» Exercise details: Find the lines that hold the word "JSON" and return them.

» Data provided:
§

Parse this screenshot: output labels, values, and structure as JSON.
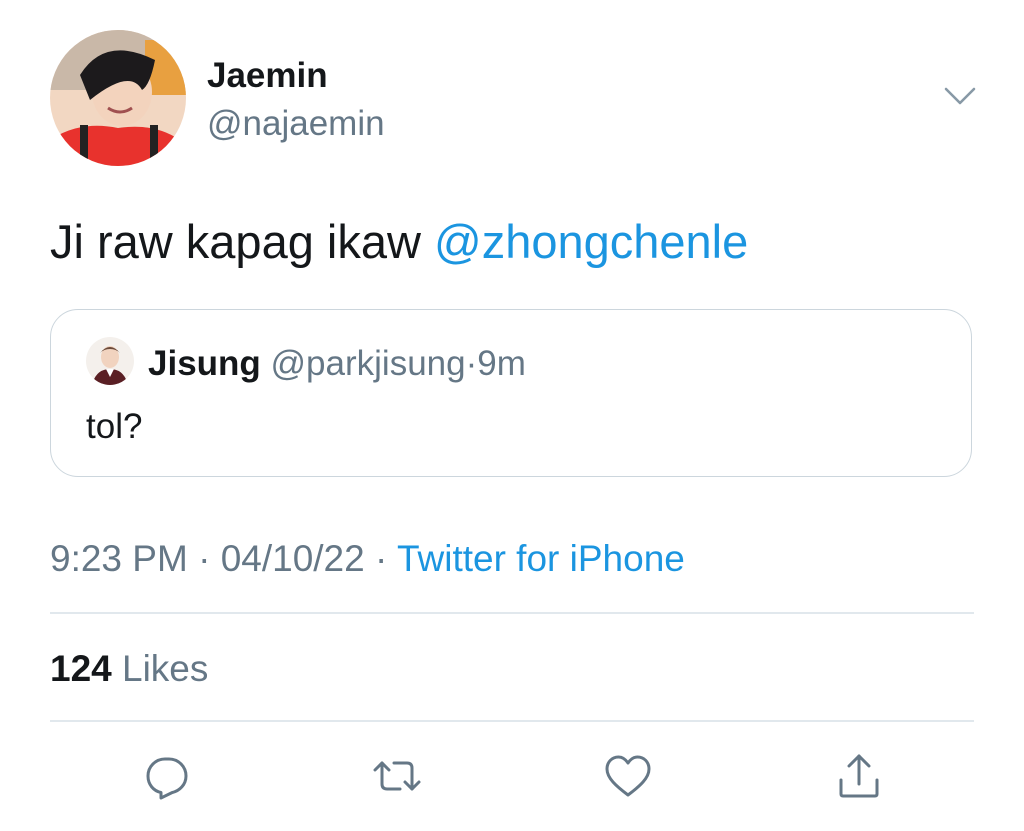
{
  "tweet": {
    "author": {
      "name": "Jaemin",
      "handle": "@najaemin",
      "avatar_icon": "profile-photo"
    },
    "text": "Ji raw kapag ikaw ",
    "mention": "@zhongchenle",
    "quoted": {
      "name": "Jisung",
      "handle": "@parkjisung",
      "separator": "·",
      "age": "9m",
      "text": "tol?",
      "avatar_icon": "profile-photo"
    },
    "meta": {
      "time": "9:23 PM",
      "dot1": " · ",
      "date": "04/10/22",
      "dot2": " · ",
      "source": "Twitter for iPhone"
    },
    "likes": {
      "count": "124",
      "label": " Likes"
    },
    "actions": [
      {
        "icon": "reply-icon"
      },
      {
        "icon": "retweet-icon"
      },
      {
        "icon": "like-icon"
      },
      {
        "icon": "share-icon"
      }
    ]
  },
  "colors": {
    "link": "#1b95e0",
    "secondary_text": "#657786",
    "primary_text": "#14171a",
    "divider": "#e1e8ed"
  }
}
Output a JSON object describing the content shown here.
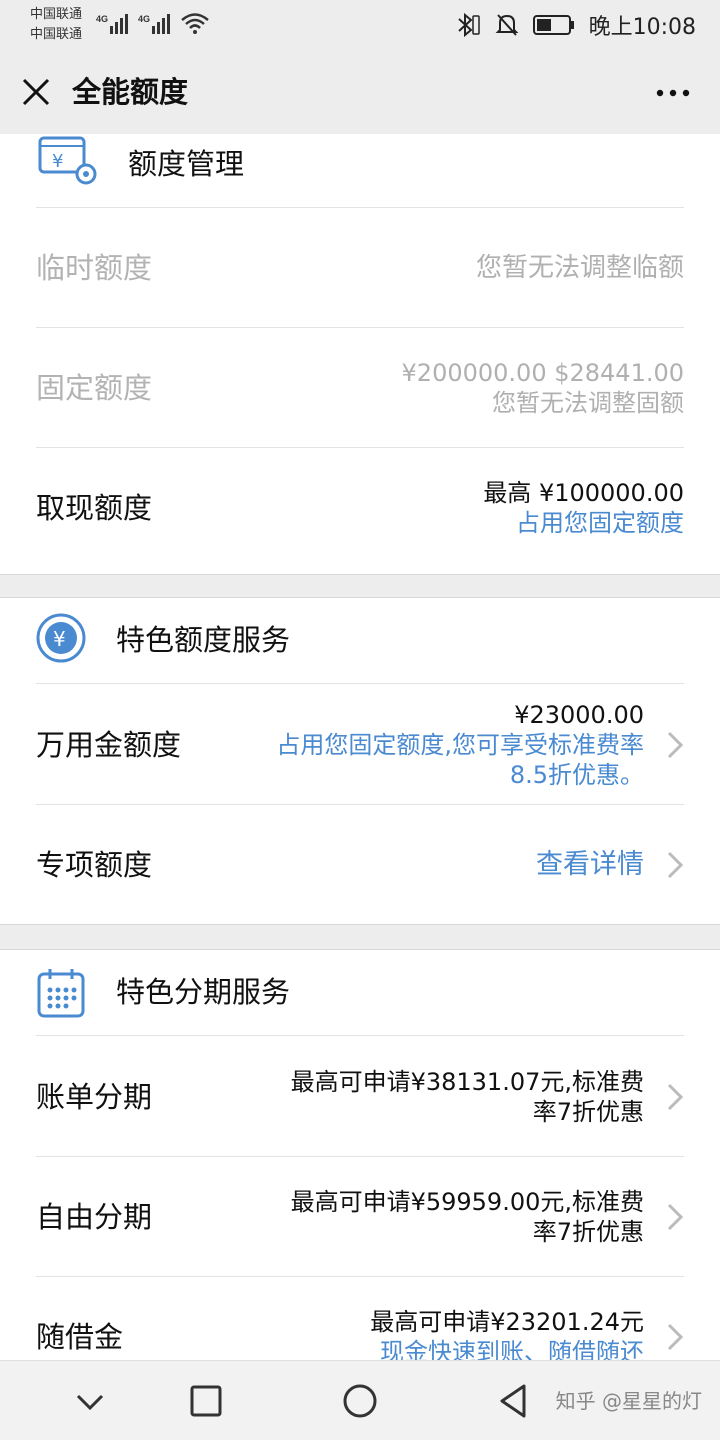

§

» Result for this exercise:
Parse this screenshot: output labels, values, and structure as JSON.
Output a JSON object describing the content shown here.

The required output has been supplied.